- **GIVEN RECORDS**

[Start]

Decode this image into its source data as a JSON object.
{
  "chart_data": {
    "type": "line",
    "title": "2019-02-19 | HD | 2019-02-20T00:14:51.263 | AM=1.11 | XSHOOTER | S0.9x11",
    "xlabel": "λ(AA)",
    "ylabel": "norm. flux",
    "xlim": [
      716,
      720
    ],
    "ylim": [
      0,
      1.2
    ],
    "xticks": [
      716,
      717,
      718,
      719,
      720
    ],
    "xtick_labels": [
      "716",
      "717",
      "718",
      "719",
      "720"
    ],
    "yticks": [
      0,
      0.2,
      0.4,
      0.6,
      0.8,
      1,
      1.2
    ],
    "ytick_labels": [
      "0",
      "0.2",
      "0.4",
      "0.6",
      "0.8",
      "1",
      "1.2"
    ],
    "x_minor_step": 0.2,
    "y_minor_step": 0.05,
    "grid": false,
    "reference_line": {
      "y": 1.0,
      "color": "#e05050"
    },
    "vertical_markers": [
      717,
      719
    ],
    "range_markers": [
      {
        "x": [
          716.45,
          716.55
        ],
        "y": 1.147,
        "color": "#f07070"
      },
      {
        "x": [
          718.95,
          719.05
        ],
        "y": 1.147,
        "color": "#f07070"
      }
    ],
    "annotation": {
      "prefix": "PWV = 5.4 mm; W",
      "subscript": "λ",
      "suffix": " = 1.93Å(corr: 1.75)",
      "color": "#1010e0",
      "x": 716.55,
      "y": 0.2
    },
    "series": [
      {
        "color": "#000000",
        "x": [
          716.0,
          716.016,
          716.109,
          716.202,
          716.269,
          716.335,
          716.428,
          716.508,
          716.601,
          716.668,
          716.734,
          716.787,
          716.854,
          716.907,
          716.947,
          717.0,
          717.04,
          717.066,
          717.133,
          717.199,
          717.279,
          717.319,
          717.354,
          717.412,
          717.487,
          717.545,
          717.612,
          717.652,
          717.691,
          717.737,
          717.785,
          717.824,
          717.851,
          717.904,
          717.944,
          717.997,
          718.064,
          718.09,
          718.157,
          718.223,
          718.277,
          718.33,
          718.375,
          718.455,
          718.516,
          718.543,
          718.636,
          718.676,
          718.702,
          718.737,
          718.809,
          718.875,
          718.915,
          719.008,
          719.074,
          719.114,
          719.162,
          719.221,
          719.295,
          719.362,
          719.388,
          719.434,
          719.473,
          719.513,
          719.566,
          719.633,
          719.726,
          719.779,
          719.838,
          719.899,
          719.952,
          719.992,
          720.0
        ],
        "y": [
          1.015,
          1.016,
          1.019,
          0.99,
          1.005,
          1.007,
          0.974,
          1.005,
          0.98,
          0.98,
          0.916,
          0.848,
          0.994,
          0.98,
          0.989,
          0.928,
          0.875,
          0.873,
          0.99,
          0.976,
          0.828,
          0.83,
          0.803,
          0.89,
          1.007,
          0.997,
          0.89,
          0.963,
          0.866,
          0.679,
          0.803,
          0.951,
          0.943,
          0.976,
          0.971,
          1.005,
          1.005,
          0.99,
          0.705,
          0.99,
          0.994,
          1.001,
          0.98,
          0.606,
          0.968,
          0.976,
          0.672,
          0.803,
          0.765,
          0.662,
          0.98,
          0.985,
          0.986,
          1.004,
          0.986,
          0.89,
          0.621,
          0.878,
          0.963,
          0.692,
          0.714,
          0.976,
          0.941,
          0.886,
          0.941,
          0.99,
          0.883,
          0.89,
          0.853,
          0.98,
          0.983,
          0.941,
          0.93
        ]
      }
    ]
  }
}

[End]

- **INSTRUCTION**
Give the number of lines in the data that contain "color", with no other words.

- **EXPECTED OUTPUT**
5